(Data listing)
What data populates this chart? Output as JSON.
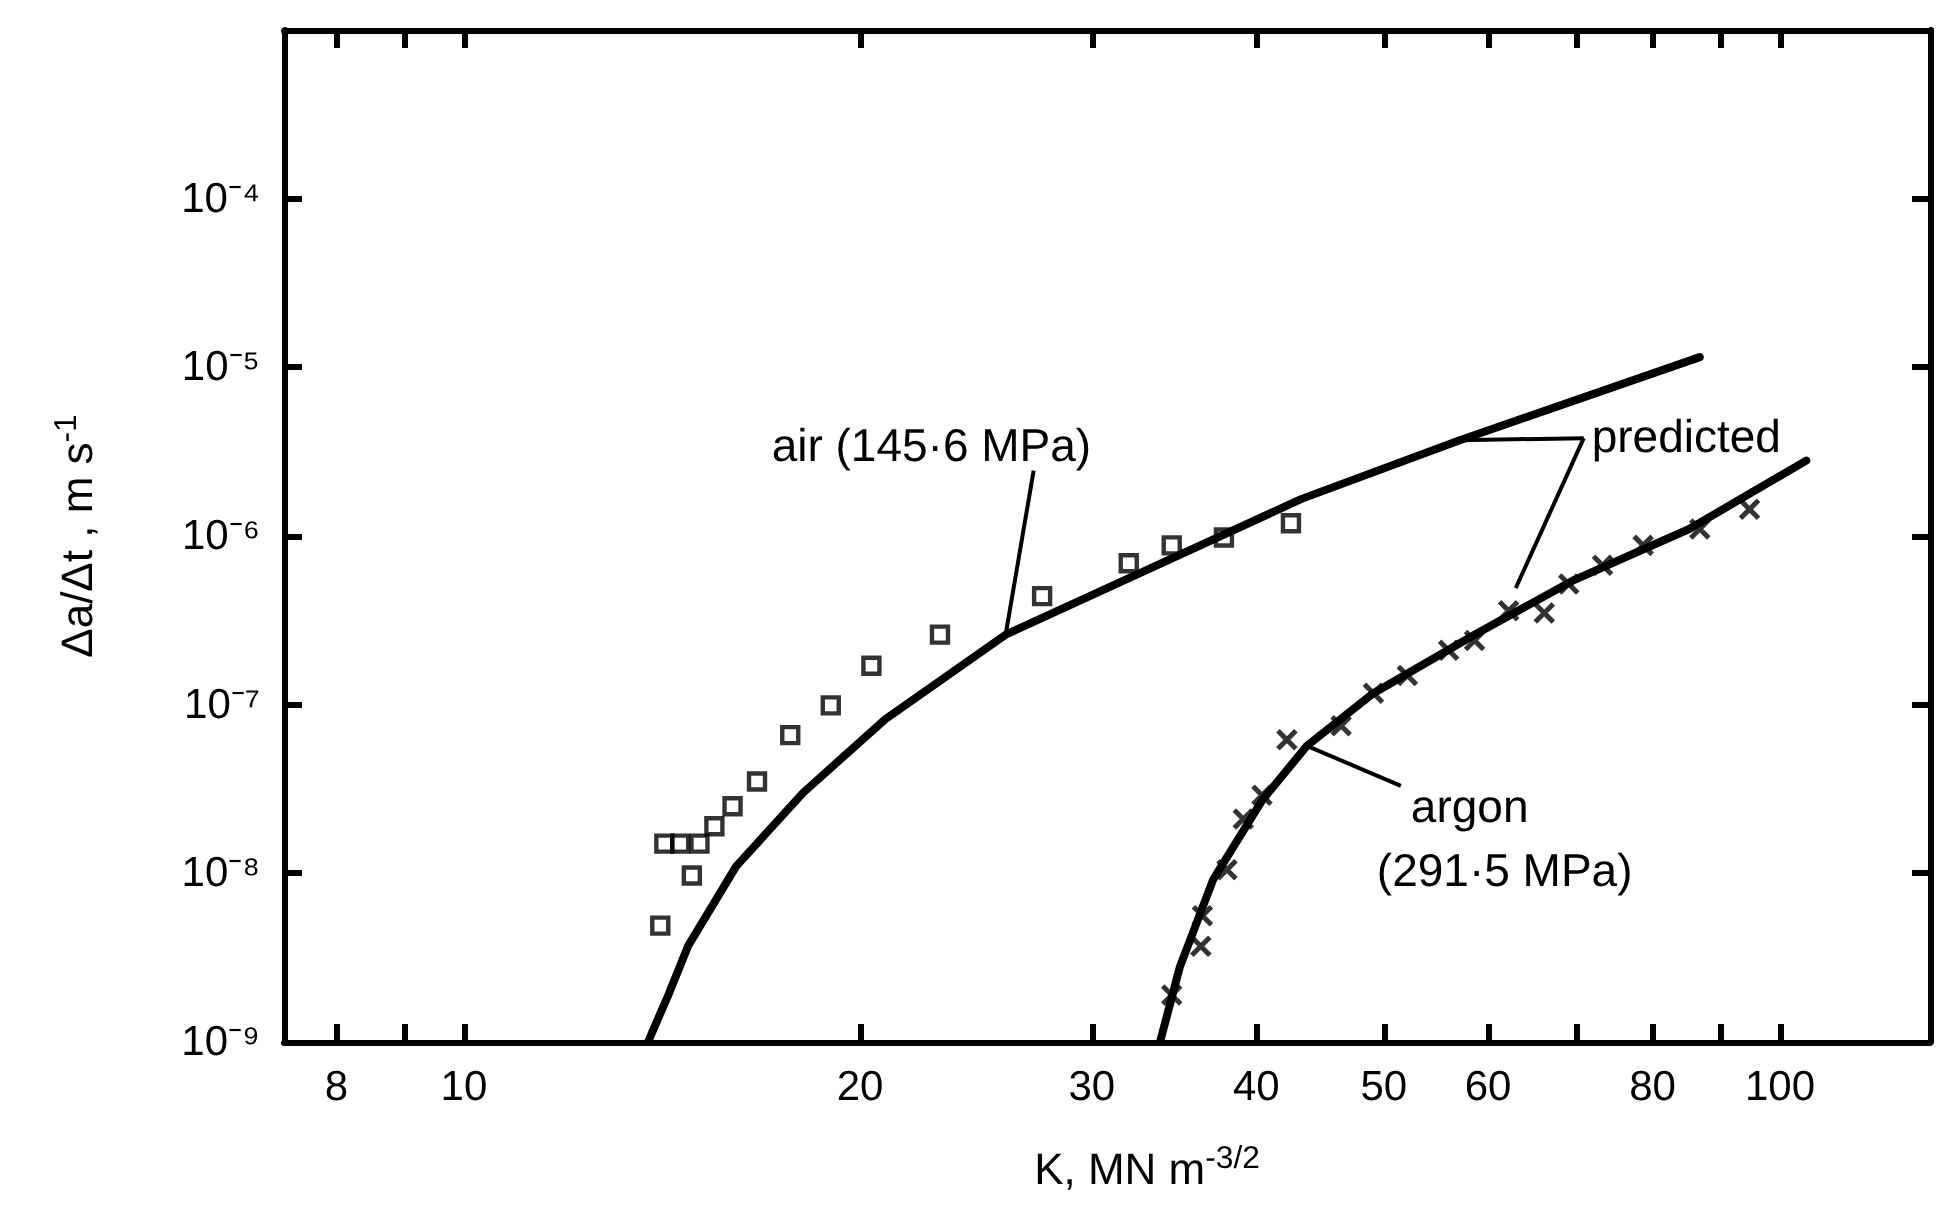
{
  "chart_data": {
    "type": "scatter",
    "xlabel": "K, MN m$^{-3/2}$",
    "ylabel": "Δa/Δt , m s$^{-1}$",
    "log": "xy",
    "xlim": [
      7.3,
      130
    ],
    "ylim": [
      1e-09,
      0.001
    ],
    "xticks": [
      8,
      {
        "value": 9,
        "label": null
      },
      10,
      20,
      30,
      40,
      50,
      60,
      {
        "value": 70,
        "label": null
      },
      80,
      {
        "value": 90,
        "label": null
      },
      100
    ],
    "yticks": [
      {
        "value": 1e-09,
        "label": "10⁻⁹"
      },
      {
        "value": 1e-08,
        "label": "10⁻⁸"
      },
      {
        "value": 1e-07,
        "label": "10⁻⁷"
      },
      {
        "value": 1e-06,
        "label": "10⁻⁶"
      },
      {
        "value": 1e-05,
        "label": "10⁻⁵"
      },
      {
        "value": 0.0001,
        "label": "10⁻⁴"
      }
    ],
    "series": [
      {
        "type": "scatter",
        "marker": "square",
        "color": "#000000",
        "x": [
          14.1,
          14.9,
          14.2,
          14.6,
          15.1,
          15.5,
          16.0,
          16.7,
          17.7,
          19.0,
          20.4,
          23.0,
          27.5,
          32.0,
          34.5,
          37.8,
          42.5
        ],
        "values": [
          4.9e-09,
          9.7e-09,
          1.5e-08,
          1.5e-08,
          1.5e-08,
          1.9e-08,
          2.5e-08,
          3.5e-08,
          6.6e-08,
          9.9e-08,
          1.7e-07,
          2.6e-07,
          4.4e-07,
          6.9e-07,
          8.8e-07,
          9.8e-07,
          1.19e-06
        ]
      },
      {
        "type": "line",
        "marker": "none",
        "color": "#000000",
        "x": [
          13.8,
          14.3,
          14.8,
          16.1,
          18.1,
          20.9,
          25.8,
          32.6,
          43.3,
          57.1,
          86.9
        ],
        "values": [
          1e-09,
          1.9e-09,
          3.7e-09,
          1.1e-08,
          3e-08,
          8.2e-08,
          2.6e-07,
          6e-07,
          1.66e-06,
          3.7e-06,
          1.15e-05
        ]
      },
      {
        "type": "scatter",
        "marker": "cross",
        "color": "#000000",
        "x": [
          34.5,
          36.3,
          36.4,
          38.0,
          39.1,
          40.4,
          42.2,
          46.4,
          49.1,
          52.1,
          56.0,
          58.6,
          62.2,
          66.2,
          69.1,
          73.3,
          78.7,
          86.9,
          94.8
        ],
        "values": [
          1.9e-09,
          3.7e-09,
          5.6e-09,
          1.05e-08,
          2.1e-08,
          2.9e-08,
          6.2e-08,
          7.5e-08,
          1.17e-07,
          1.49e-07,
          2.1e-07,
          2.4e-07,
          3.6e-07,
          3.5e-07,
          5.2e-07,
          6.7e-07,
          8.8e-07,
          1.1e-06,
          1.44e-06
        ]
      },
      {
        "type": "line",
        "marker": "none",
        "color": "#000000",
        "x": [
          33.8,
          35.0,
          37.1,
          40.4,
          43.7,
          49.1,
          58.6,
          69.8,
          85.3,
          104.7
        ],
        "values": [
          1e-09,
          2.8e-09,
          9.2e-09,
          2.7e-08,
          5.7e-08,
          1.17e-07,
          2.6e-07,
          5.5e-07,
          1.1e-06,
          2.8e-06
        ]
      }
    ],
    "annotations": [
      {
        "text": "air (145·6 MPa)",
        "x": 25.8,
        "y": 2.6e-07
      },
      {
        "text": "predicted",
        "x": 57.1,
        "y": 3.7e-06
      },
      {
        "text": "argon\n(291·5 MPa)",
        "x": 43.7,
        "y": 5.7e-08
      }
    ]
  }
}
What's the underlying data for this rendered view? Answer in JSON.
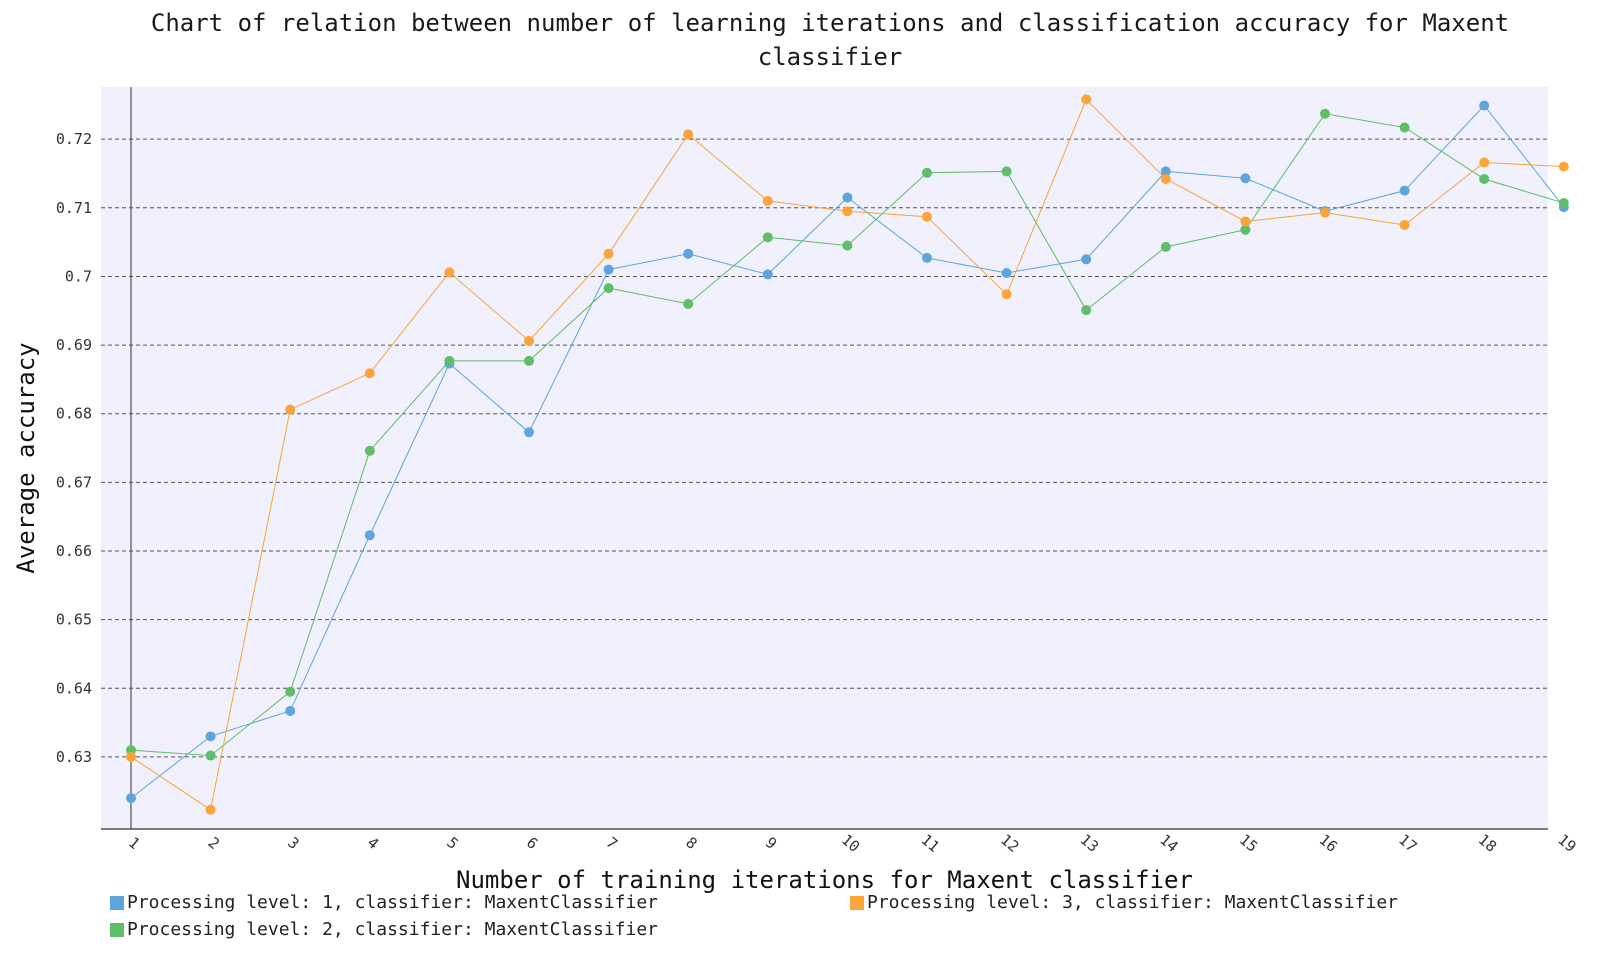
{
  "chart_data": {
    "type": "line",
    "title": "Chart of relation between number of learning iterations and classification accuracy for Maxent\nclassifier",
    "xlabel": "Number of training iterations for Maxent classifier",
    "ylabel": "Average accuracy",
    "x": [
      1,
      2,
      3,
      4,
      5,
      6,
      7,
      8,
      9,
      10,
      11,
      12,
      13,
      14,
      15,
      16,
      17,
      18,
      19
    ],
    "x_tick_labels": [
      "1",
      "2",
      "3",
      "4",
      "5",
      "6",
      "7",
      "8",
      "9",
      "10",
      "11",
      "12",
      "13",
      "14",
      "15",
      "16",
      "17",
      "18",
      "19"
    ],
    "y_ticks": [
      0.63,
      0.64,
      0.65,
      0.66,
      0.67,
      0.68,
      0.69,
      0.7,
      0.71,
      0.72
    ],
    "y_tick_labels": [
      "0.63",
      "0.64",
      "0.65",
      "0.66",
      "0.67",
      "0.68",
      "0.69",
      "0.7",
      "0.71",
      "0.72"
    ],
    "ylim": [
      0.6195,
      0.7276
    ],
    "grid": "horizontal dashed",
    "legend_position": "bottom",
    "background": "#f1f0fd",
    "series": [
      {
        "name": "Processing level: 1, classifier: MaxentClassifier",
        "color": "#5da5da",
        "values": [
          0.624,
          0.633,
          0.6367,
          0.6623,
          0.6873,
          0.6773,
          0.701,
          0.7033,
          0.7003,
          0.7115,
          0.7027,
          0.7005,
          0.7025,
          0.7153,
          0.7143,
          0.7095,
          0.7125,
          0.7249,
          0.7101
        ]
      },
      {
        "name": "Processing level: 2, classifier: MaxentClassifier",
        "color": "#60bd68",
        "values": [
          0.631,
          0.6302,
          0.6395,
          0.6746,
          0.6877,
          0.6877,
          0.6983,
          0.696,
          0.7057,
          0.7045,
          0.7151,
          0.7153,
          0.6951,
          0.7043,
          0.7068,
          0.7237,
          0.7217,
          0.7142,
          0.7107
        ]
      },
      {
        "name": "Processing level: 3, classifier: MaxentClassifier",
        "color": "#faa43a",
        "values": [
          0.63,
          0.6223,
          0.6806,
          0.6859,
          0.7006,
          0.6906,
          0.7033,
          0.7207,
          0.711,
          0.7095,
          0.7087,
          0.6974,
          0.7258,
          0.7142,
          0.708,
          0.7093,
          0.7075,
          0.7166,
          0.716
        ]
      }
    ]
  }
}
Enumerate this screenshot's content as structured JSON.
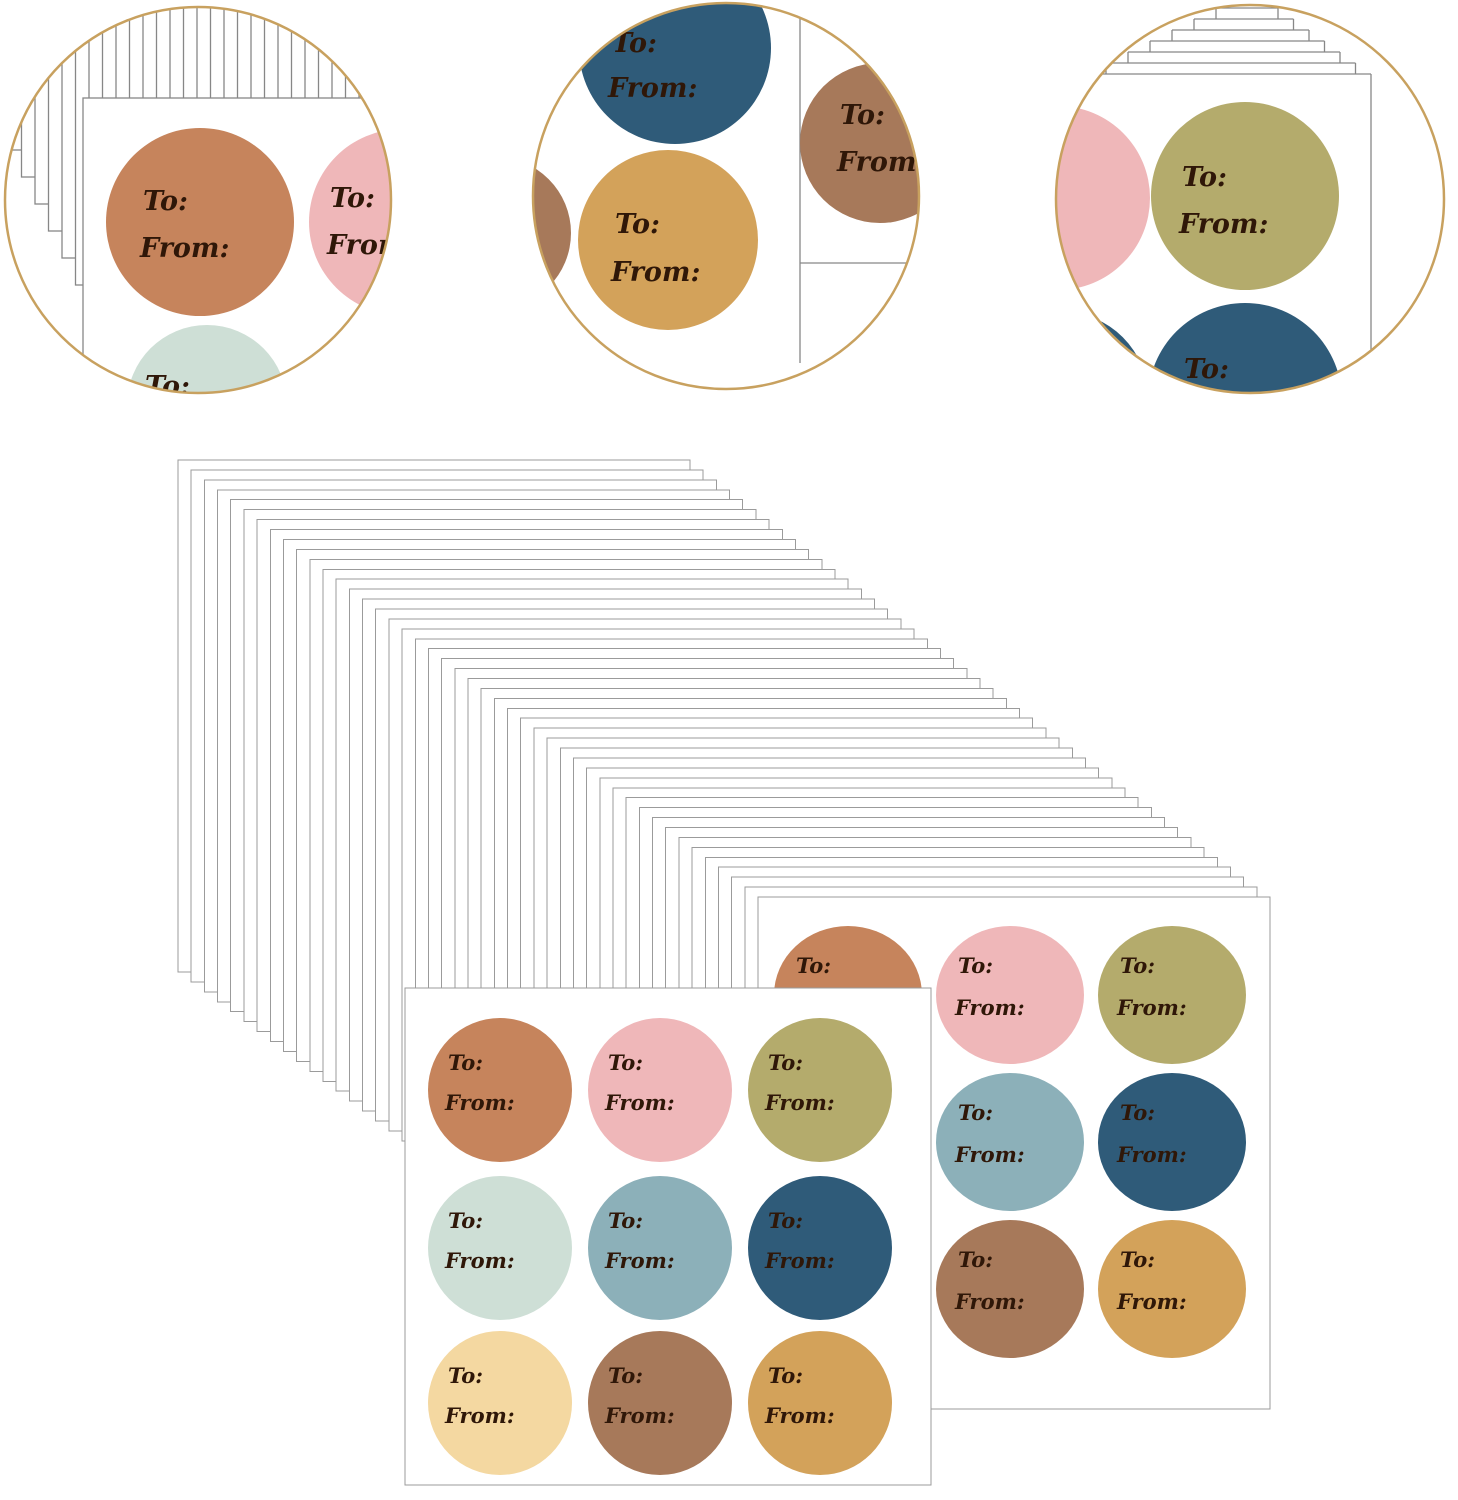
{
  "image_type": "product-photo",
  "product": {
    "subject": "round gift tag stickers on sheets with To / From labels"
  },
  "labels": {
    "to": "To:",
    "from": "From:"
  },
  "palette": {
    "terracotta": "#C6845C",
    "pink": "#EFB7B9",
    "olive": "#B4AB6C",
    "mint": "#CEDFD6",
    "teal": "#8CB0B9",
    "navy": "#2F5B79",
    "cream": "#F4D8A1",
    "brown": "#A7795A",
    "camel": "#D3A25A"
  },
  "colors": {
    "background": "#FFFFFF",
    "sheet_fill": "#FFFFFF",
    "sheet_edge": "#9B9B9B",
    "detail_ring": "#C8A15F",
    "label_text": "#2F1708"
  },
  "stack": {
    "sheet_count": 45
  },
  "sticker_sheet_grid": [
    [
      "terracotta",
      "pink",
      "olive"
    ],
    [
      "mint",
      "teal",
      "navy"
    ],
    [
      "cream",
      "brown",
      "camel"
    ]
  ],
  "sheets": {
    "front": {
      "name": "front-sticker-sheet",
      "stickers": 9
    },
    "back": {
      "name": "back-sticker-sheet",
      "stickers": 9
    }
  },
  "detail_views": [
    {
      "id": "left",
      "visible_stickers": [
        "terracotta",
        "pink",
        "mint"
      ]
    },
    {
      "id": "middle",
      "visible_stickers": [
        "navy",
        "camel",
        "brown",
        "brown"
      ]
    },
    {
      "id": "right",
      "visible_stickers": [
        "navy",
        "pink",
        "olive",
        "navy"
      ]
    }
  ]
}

_THE REQUEST_: State how many lines in the entries above include the word "iterations"; reply with the number alone.

_WRITTEN SOLUTION_: 2